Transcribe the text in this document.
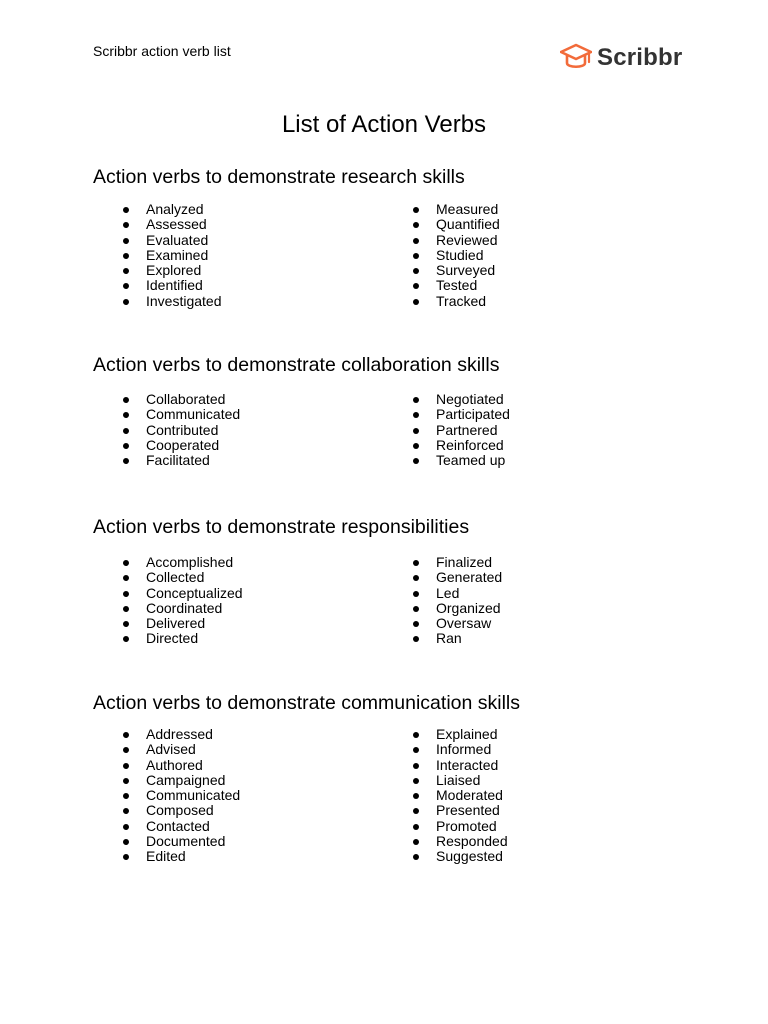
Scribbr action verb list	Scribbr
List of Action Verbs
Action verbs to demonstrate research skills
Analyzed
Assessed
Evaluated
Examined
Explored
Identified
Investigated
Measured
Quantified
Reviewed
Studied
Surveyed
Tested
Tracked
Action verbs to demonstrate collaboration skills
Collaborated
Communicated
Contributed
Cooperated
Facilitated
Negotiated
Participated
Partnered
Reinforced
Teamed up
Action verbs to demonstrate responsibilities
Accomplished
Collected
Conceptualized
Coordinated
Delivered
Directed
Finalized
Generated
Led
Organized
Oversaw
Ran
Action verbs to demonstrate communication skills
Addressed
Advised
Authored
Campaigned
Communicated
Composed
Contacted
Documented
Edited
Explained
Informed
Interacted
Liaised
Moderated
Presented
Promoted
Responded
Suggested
□ □ □
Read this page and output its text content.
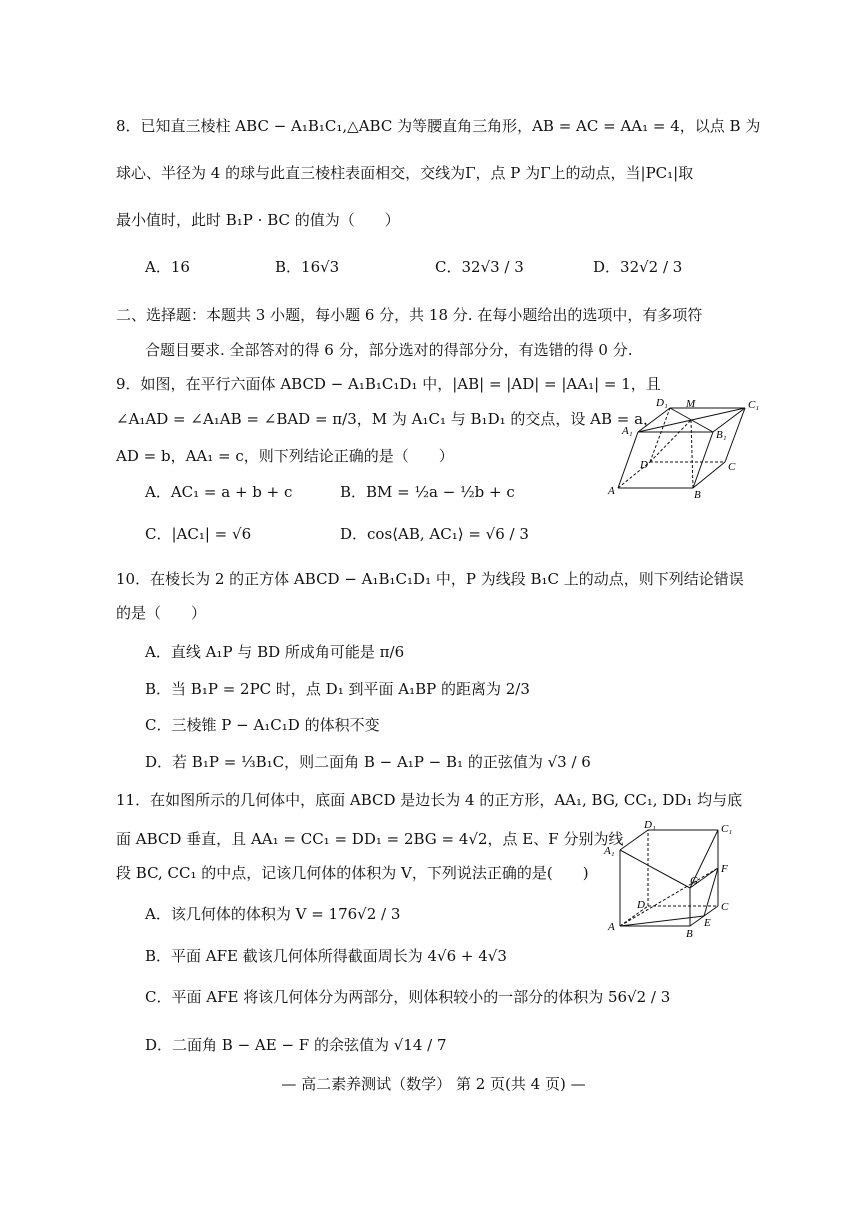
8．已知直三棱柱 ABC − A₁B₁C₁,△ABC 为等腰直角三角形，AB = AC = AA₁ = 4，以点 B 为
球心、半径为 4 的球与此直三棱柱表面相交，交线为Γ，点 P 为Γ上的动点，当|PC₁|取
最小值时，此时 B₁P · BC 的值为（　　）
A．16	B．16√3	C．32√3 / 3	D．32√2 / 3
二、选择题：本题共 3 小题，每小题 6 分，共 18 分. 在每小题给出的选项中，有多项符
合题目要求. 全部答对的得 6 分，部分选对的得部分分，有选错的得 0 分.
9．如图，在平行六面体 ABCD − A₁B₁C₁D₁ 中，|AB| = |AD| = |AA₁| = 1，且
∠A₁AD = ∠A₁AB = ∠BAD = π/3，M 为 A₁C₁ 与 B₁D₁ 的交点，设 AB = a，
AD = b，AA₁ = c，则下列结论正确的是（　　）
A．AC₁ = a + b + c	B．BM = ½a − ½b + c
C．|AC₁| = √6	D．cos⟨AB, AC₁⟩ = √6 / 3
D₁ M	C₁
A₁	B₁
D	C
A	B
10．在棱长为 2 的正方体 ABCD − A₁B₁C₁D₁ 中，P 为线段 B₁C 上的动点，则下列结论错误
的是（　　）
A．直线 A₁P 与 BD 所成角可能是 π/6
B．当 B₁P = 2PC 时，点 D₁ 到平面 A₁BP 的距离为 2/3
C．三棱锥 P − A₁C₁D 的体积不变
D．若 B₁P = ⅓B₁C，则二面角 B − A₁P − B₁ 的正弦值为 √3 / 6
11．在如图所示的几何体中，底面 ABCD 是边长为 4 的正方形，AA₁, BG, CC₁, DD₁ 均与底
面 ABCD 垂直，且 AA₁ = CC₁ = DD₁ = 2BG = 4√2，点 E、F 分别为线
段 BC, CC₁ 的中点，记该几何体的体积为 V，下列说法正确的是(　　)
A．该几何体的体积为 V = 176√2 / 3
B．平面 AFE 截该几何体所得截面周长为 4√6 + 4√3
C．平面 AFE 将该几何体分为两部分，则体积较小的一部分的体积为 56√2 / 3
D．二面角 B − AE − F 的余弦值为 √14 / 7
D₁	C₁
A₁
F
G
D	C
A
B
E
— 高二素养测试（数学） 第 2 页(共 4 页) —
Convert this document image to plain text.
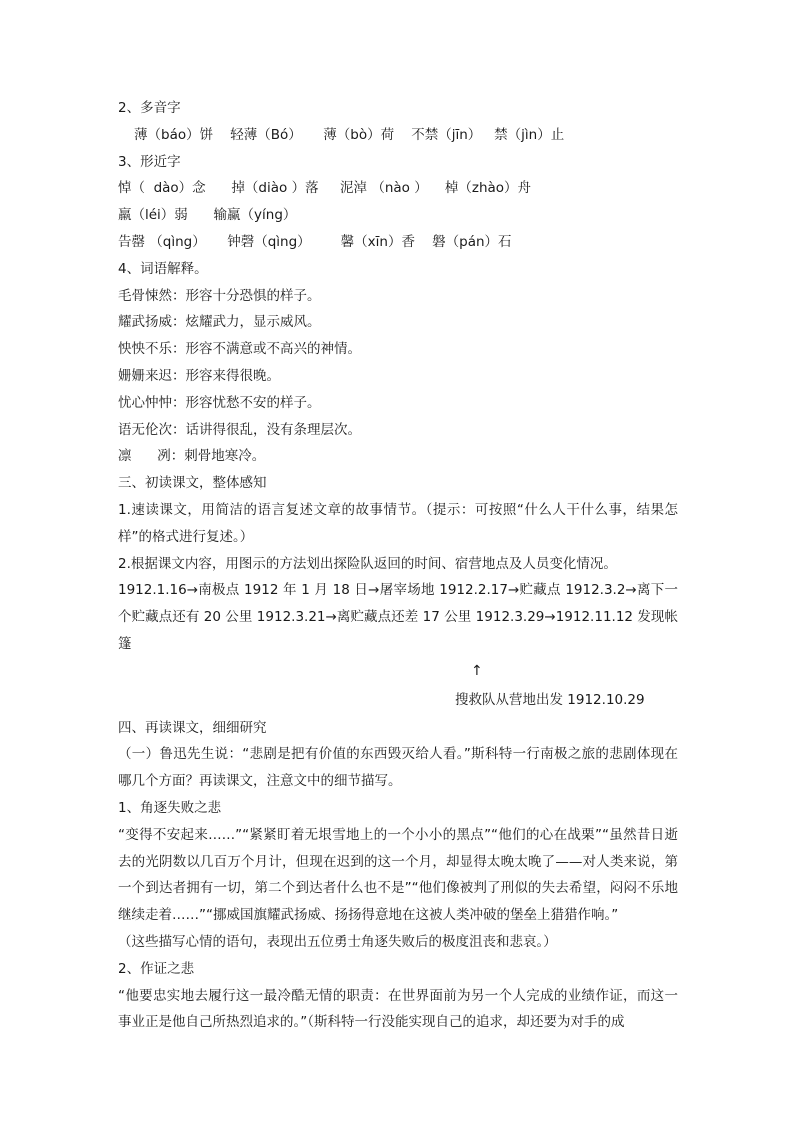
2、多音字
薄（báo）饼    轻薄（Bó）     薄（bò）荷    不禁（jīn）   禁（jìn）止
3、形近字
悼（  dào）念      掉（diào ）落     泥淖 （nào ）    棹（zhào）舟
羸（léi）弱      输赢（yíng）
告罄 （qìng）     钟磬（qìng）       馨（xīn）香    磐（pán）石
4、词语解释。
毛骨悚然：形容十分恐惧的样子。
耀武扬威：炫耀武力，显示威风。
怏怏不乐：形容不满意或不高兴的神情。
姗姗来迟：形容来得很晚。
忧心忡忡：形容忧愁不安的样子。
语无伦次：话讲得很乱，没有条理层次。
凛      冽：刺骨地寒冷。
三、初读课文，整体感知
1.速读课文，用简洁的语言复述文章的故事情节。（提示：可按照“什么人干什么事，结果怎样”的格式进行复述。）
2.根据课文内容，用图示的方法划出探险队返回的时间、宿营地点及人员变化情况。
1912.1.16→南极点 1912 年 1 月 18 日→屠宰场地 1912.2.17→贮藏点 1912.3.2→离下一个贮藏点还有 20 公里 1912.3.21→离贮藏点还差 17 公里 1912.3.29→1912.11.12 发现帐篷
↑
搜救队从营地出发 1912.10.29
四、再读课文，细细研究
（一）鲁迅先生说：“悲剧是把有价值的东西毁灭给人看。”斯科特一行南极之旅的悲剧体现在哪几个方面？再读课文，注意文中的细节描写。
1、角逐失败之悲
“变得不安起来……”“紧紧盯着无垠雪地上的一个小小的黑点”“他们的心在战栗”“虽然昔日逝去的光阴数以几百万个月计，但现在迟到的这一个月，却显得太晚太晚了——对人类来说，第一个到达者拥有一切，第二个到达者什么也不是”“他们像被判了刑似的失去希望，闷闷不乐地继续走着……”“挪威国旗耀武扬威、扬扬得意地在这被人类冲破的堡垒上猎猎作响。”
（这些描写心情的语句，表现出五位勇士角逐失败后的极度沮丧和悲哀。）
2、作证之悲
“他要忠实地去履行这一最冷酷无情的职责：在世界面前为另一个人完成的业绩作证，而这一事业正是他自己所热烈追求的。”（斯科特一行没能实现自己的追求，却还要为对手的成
□ □ □
Objective
Scan the material above. Copy each line that holds the word "ABCD".

Response
9．如图，在平行六面体 ABCD − A₁B₁C₁D₁ 中，|AB| = |AD| = |AA₁| = 1，且
10．在棱长为 2 的正方体 ABCD − A₁B₁C₁D₁ 中，P 为线段 B₁C 上的动点，则下列结论错误
11．在如图所示的几何体中，底面 ABCD 是边长为 4 的正方形，AA₁, BG, CC₁, DD₁ 均与底
面 ABCD 垂直，且 AA₁ = CC₁ = DD₁ = 2BG = 4√2，点 E、F 分别为线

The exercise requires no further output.